Search the data for the word "продукции" and copy every line where it occurs.

§ DATA ENTRIES:
>> BEGIN
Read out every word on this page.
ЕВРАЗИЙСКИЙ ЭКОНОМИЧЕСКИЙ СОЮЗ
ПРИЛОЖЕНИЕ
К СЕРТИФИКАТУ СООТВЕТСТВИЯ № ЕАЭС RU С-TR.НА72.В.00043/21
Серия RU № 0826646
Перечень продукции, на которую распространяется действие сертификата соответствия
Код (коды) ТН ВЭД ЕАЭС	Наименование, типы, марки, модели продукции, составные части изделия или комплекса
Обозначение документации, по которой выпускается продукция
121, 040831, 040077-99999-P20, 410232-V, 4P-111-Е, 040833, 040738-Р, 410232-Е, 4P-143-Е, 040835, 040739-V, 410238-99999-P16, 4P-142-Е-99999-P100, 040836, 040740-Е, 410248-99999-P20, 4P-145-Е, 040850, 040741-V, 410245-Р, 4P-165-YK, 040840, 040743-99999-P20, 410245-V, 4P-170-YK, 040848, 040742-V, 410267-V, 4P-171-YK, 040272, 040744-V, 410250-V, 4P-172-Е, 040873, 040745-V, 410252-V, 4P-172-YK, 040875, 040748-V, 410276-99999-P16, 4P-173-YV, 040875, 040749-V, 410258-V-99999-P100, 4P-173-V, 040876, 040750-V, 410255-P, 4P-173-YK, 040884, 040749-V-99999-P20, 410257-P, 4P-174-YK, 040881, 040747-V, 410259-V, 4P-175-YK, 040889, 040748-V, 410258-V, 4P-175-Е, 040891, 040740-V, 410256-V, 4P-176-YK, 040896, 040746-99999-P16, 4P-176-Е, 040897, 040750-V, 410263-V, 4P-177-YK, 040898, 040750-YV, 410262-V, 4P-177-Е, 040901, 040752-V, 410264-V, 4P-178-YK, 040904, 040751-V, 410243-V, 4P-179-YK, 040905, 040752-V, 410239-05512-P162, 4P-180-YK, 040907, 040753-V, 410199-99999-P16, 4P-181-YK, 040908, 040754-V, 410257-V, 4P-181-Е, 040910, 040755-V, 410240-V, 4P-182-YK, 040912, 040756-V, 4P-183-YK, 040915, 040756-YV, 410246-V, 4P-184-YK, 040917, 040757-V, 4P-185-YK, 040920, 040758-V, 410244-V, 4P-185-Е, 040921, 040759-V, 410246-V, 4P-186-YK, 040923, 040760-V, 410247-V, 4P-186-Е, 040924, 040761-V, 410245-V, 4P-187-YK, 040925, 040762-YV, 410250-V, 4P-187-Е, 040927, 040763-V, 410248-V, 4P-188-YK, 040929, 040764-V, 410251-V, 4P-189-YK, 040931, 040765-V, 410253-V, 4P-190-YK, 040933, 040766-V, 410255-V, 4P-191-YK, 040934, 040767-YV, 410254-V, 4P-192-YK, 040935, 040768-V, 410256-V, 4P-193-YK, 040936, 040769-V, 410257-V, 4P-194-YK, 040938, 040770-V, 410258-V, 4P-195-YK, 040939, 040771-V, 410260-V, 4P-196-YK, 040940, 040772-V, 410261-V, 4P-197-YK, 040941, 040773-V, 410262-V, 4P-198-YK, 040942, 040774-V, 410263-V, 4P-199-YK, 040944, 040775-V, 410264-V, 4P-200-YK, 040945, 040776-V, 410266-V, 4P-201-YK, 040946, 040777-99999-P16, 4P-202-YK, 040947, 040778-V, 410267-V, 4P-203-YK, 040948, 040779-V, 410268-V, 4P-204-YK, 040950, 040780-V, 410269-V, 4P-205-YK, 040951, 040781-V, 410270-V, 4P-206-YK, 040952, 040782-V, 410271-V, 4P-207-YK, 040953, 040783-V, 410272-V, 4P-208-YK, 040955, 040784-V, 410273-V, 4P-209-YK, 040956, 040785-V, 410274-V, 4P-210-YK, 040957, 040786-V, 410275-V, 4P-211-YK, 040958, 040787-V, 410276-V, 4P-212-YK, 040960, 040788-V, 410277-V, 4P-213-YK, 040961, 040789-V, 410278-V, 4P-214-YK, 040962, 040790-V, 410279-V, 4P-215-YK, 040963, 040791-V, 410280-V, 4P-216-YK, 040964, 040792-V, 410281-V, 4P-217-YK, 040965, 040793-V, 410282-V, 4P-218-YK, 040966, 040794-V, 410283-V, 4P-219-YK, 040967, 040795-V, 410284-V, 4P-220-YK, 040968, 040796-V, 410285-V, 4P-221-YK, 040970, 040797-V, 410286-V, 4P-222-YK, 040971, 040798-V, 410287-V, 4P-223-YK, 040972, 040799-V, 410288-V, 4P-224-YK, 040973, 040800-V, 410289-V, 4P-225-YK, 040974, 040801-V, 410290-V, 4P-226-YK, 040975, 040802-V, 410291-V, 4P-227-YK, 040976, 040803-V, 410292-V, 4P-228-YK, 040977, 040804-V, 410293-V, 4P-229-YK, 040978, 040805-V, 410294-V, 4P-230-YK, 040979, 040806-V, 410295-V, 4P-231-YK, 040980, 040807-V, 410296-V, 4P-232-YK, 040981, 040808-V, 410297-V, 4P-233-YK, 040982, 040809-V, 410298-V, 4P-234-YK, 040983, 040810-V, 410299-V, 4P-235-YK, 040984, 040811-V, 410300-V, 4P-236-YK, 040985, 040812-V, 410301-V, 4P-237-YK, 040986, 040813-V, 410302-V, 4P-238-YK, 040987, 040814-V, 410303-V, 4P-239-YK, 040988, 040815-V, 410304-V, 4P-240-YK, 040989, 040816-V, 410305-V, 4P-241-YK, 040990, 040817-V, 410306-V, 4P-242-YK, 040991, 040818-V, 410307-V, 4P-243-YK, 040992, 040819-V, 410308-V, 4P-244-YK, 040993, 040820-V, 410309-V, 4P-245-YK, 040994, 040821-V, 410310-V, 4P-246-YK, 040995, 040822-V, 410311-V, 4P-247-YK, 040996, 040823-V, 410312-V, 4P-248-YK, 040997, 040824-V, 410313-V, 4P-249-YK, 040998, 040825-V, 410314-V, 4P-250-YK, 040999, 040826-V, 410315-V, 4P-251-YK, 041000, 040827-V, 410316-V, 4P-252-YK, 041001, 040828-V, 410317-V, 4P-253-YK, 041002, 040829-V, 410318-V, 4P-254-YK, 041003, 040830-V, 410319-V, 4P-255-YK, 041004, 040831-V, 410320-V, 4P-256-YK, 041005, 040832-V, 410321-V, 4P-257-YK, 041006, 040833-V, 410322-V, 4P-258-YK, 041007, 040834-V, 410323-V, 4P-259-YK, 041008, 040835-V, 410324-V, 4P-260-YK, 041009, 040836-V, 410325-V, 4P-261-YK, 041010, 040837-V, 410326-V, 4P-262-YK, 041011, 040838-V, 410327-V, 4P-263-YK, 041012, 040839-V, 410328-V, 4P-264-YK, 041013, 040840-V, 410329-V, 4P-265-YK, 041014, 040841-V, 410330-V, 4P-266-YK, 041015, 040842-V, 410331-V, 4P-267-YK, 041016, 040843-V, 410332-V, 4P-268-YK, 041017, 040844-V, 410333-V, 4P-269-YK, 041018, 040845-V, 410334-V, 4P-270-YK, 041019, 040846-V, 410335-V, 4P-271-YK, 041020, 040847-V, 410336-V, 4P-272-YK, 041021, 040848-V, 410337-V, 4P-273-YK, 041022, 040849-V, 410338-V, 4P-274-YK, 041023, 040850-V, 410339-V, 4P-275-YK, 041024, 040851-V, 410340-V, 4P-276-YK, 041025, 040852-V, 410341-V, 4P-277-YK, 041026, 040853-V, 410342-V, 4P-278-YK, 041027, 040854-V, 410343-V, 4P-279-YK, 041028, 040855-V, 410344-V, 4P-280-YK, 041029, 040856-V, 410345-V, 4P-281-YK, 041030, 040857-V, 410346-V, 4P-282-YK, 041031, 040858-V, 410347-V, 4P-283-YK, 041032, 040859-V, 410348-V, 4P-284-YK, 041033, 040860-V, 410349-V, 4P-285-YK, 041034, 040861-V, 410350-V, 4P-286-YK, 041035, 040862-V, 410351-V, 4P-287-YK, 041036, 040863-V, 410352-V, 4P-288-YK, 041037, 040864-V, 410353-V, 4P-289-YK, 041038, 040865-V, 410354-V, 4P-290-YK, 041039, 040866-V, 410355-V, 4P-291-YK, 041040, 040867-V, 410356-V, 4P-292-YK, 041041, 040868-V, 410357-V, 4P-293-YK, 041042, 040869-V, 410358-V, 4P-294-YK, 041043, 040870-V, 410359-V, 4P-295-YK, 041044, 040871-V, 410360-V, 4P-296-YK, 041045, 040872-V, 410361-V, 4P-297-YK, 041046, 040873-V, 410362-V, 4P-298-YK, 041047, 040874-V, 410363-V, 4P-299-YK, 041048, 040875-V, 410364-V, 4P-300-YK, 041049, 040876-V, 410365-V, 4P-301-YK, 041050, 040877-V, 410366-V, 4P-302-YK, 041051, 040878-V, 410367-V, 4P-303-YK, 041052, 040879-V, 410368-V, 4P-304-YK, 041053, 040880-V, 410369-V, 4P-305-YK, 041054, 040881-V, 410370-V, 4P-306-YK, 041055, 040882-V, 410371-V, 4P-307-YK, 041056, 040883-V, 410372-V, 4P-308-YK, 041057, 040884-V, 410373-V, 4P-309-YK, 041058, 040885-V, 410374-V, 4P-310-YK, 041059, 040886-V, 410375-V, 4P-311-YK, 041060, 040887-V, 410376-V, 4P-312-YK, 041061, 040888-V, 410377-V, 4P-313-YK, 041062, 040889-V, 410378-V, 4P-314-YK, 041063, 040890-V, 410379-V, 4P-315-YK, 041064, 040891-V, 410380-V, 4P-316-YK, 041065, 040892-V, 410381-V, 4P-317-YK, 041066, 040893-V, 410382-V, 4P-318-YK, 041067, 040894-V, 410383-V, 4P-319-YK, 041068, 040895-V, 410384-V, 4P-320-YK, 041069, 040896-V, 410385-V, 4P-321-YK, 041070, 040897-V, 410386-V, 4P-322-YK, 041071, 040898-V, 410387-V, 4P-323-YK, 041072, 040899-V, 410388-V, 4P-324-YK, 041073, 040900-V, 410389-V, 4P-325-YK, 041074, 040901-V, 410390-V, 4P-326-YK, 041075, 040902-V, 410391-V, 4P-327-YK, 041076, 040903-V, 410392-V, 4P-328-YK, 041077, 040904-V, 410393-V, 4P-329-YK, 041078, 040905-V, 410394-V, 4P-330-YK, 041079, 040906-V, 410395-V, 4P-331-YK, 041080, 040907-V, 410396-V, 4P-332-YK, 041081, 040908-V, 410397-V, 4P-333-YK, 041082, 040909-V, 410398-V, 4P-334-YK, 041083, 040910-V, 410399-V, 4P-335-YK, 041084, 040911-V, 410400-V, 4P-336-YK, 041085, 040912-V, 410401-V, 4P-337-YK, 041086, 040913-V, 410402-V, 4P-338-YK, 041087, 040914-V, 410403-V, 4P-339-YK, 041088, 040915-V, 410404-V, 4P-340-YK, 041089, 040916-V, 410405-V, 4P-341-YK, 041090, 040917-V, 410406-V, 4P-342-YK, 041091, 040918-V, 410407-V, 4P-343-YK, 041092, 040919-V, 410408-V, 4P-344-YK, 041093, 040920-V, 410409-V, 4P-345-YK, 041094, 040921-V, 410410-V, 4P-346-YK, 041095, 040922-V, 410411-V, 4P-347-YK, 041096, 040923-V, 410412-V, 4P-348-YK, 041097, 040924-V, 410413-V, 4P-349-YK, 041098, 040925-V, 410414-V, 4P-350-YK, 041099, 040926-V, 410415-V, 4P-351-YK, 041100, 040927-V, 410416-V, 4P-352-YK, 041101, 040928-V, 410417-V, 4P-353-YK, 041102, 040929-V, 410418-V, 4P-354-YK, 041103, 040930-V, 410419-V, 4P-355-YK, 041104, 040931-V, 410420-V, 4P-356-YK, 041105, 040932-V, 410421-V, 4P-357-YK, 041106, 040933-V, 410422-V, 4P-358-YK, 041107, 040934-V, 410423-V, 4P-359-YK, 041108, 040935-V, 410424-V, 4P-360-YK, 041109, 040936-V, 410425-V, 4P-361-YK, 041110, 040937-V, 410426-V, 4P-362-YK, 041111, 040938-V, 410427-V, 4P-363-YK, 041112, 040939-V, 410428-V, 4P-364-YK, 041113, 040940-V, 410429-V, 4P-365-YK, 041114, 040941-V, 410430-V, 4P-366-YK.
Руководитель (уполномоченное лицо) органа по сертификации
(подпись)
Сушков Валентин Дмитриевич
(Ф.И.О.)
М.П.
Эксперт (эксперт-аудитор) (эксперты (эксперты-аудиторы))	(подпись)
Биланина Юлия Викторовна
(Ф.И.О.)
>> END
§ TASK RESULT:
Перечень продукции, на которую распространяется действие сертификата соответствия
Код (коды) ТН ВЭД ЕАЭС	Наименование, типы, марки, модели продукции, составные части изделия или комплекса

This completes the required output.